-------- Dataset content

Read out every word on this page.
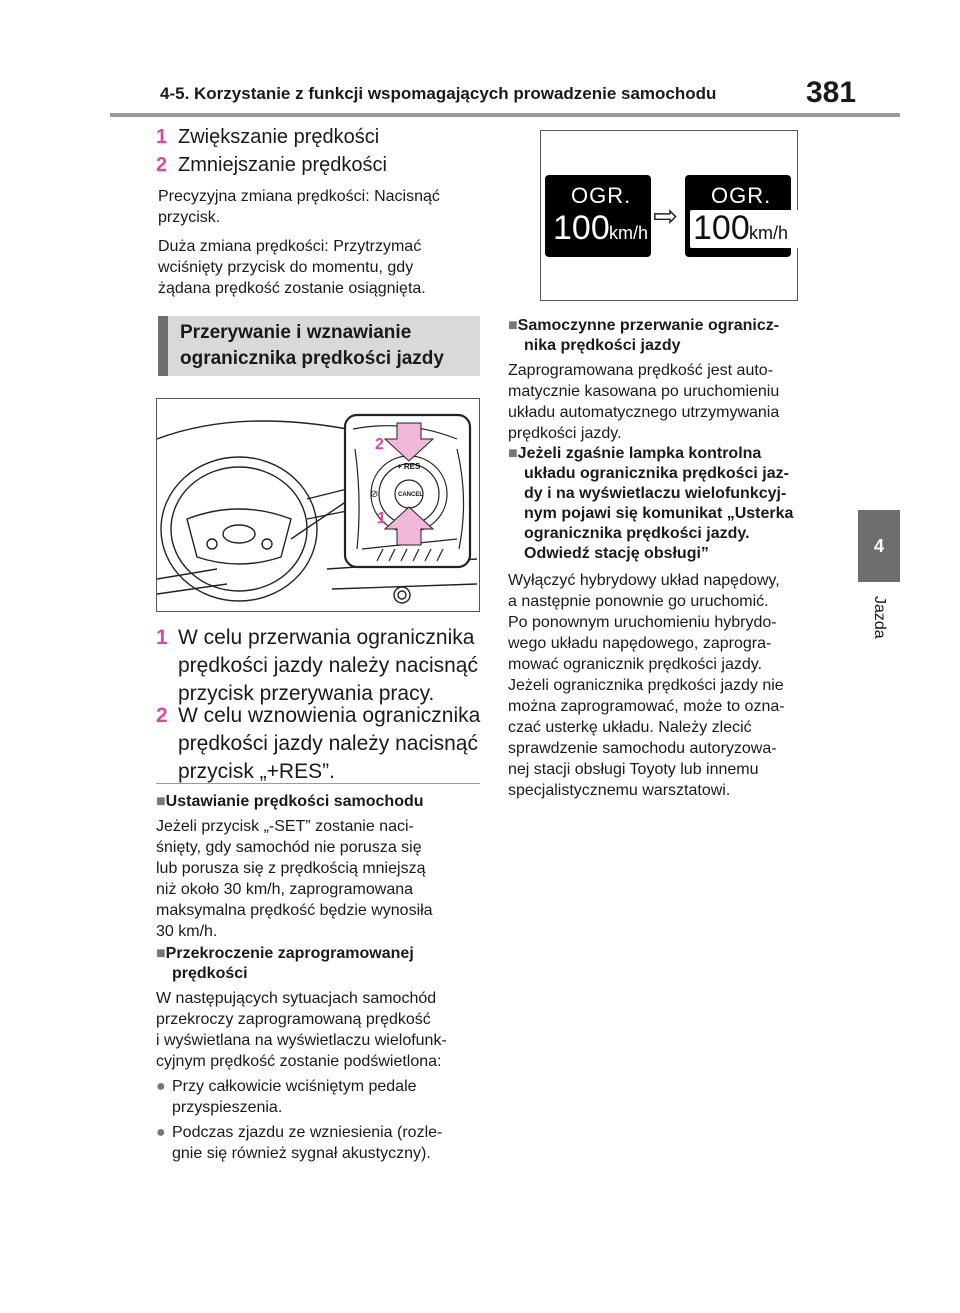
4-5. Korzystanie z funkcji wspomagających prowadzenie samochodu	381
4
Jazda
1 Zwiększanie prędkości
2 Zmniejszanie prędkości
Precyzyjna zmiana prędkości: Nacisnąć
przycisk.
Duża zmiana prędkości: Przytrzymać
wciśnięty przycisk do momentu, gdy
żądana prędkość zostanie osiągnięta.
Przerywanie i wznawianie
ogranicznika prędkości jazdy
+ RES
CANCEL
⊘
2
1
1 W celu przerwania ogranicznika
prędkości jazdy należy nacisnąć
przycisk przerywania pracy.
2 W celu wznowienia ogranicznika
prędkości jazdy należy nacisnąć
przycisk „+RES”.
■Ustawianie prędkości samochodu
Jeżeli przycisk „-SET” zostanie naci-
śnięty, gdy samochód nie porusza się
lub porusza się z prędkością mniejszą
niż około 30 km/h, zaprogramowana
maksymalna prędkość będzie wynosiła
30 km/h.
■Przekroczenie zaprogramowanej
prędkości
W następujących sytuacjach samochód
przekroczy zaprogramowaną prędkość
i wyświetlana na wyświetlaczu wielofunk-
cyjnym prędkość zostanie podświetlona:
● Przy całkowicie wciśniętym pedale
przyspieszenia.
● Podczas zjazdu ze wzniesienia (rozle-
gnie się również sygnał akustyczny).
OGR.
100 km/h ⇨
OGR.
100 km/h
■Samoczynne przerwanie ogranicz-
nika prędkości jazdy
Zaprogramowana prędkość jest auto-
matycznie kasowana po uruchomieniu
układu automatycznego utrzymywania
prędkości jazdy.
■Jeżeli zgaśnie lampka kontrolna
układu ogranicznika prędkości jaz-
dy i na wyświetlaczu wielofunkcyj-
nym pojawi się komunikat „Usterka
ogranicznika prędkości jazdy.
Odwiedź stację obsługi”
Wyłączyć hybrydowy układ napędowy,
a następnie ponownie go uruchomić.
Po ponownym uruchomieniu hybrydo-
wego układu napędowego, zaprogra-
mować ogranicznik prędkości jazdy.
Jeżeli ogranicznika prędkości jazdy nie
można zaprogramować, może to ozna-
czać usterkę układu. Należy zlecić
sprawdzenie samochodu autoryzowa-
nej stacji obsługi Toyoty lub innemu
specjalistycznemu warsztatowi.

----------------
-------- Dataset content

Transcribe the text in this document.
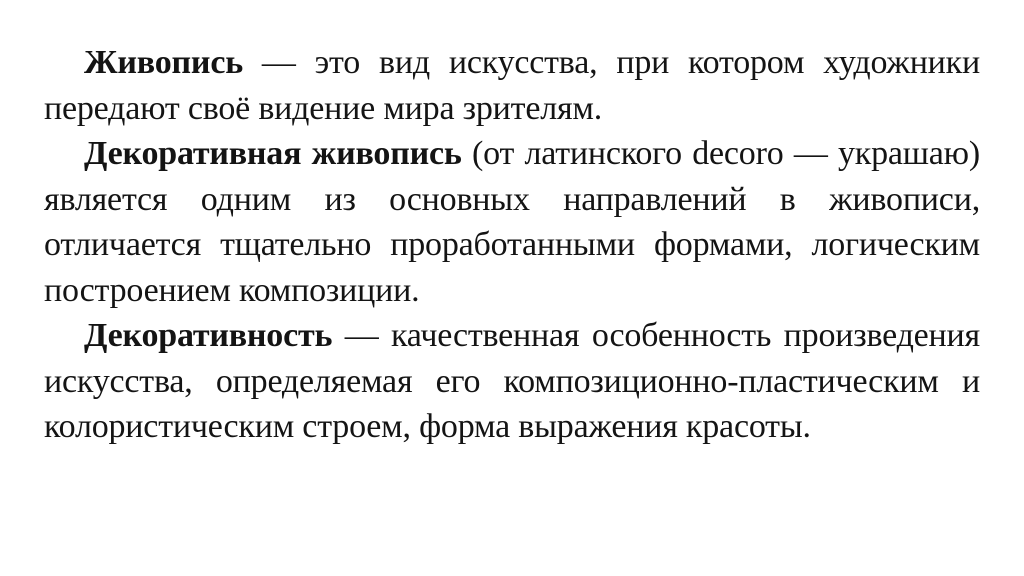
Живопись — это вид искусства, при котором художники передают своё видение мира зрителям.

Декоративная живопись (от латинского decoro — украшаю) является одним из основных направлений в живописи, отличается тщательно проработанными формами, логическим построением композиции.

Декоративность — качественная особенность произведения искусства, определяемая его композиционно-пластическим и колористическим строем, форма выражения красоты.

----------------

**Task prompt:** Which lines contain the word "samochodu"? Copy each of them.

**Answer to this exercise:**
4-5. Korzystanie z funkcji wspomagających prowadzenie samochodu	381
■Ustawianie prędkości samochodu
sprawdzenie samochodu autoryzowa-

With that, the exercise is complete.